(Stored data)

- - - - - - -

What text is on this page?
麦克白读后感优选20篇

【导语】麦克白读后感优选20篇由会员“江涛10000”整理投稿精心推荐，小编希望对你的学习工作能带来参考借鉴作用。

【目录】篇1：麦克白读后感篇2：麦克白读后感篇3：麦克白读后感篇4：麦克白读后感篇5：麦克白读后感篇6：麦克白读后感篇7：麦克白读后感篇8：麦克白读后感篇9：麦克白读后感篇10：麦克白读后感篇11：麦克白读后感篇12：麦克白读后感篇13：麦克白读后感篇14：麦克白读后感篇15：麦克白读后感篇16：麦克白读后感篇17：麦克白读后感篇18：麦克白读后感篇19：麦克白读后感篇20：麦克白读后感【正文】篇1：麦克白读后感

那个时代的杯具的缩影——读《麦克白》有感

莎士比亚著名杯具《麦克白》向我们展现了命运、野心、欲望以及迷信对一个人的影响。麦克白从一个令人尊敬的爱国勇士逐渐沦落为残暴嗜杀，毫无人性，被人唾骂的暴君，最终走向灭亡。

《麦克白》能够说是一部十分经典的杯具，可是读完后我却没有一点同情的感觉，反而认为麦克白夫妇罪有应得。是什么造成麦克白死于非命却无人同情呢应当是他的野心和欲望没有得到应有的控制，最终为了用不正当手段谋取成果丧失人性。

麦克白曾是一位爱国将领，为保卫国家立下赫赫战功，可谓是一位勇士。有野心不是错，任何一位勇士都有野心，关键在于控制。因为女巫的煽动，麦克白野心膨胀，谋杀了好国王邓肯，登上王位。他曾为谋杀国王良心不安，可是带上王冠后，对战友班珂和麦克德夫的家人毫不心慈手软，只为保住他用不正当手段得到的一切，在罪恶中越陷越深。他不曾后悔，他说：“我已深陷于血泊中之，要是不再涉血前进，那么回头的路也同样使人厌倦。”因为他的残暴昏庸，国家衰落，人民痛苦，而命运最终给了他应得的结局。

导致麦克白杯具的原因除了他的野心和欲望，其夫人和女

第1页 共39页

- - - - - - -

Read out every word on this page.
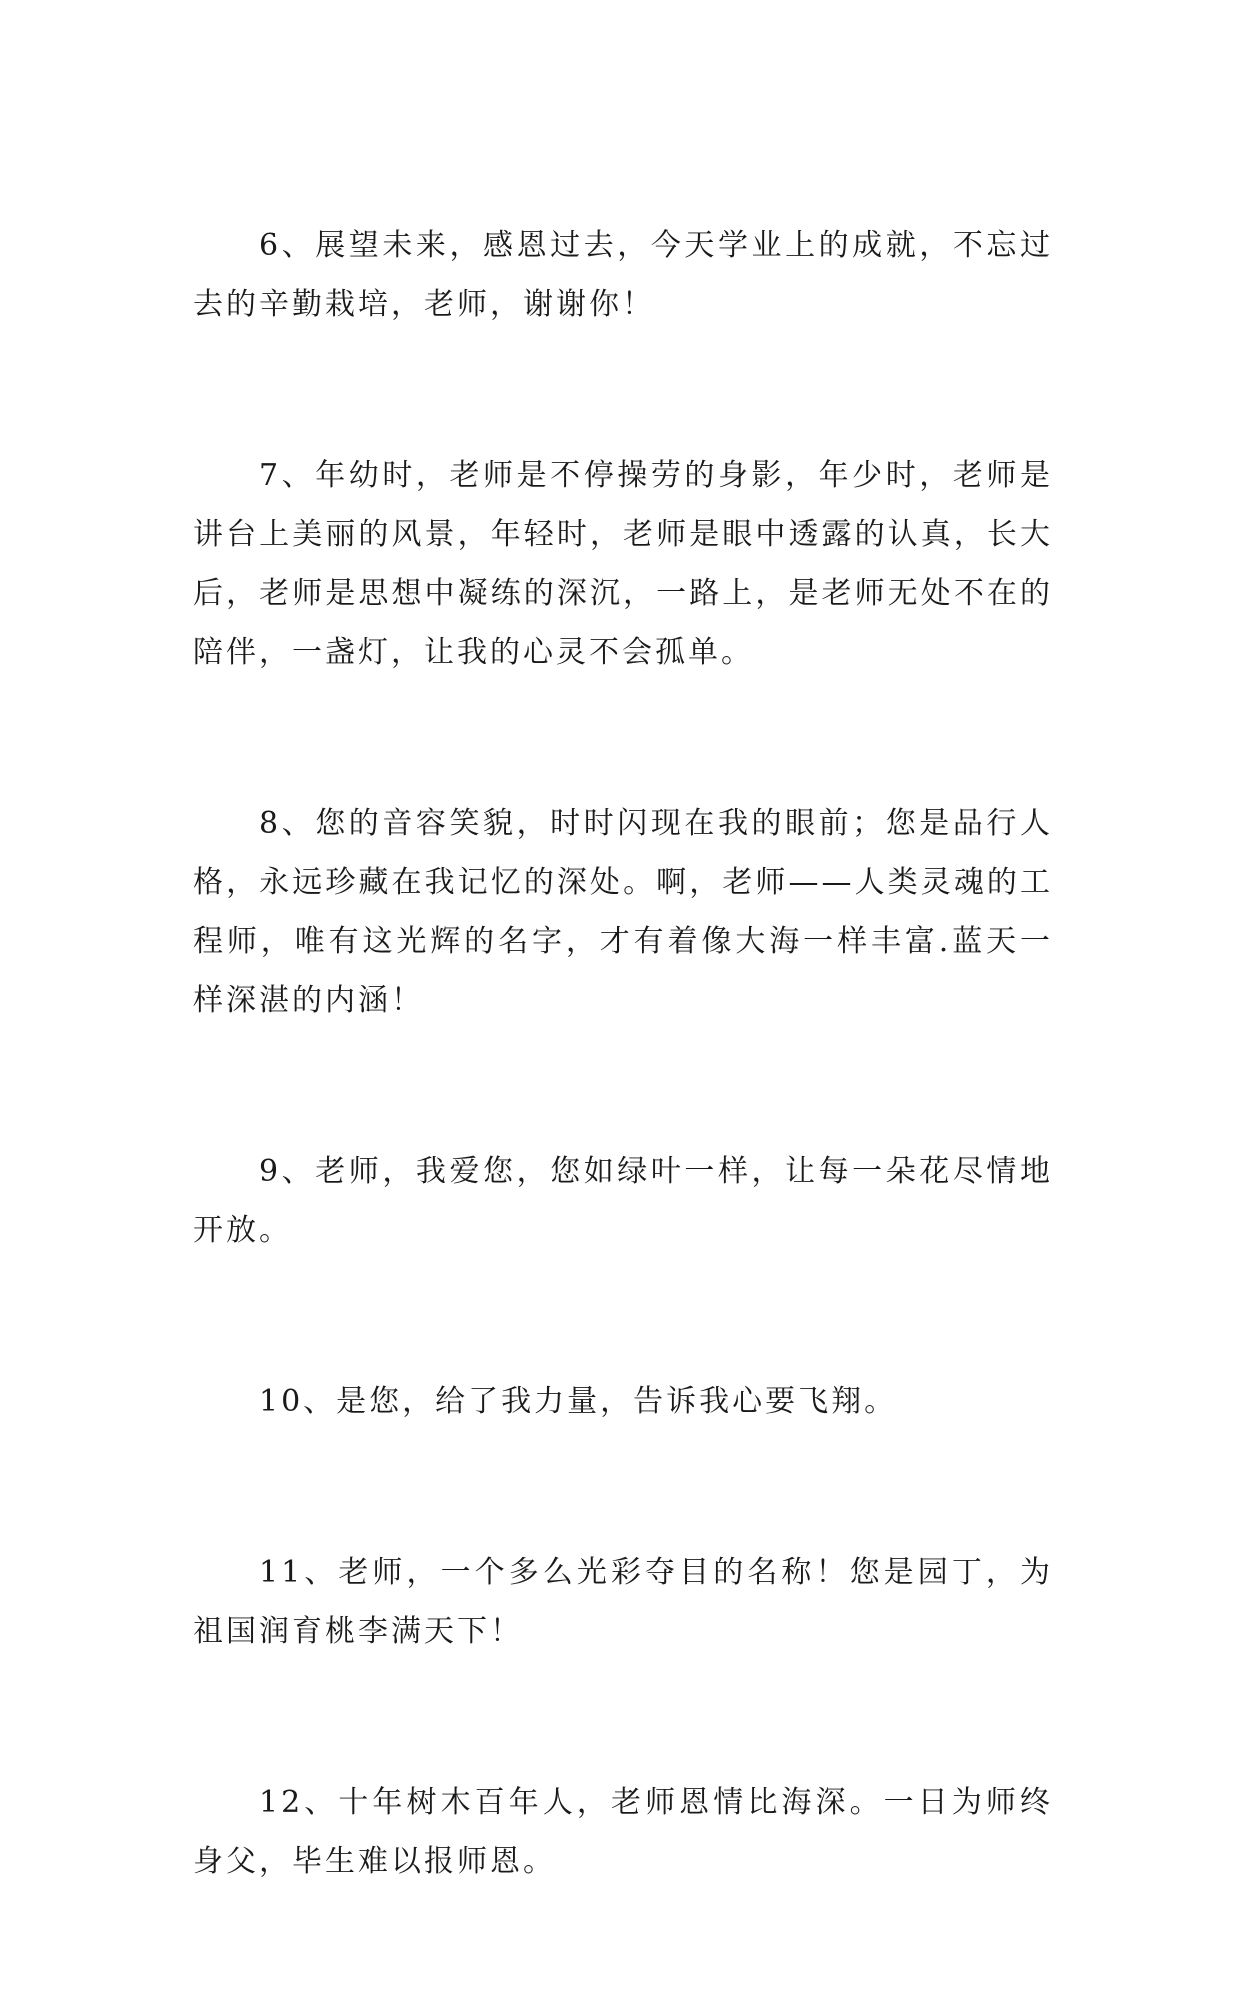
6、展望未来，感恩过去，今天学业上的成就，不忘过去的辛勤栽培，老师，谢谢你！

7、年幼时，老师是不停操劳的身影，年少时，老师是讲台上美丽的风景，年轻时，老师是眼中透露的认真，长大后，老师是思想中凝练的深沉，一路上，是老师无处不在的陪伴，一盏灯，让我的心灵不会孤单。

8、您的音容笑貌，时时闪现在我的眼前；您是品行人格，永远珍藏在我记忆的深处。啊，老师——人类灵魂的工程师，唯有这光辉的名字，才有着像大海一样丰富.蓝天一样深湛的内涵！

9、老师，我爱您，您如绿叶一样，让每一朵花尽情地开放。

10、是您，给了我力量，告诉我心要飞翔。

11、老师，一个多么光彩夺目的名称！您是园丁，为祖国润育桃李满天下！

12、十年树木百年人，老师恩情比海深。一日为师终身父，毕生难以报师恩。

- - - - - - -

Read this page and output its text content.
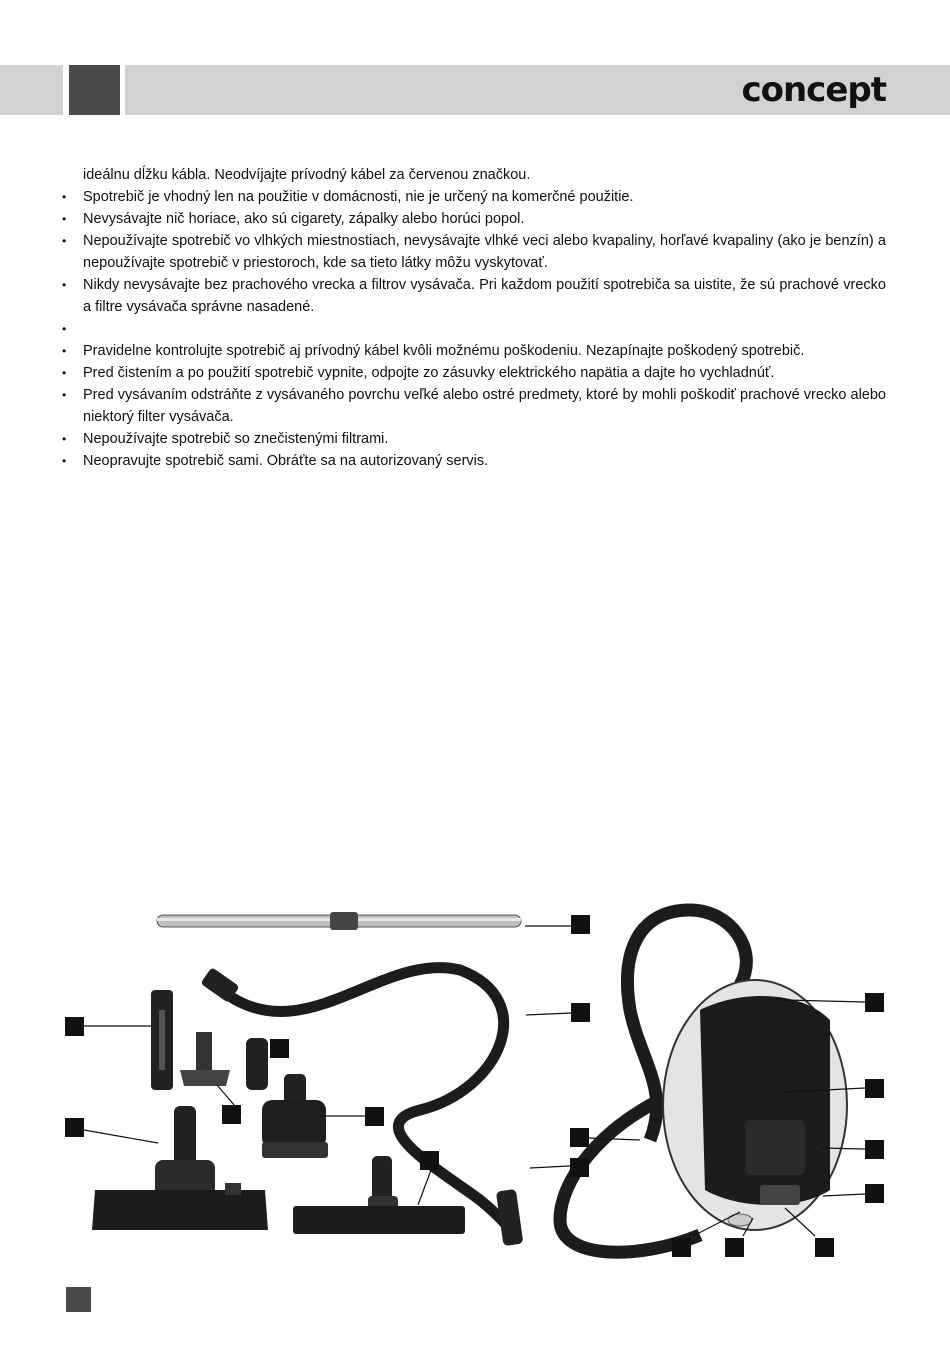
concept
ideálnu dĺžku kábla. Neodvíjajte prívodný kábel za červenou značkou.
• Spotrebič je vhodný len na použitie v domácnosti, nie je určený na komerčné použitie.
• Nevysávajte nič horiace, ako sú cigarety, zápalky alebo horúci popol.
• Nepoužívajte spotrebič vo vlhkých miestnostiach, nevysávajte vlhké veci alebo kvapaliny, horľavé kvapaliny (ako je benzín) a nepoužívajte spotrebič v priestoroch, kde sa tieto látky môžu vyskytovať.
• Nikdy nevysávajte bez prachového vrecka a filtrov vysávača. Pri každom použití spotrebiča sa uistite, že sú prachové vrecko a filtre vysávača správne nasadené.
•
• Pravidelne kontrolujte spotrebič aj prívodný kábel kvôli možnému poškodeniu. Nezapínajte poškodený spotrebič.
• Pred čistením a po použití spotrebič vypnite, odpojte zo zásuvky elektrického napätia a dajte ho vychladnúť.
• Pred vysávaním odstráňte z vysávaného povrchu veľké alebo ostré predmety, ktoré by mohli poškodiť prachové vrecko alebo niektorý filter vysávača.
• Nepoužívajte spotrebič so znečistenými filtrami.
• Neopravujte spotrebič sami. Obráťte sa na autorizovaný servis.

- - - - - - -

# WHAT THE TASK ASKS
Each line of the data that includes the word "this" counts once; report the total and nothing more.

# FULL SOLUTION
3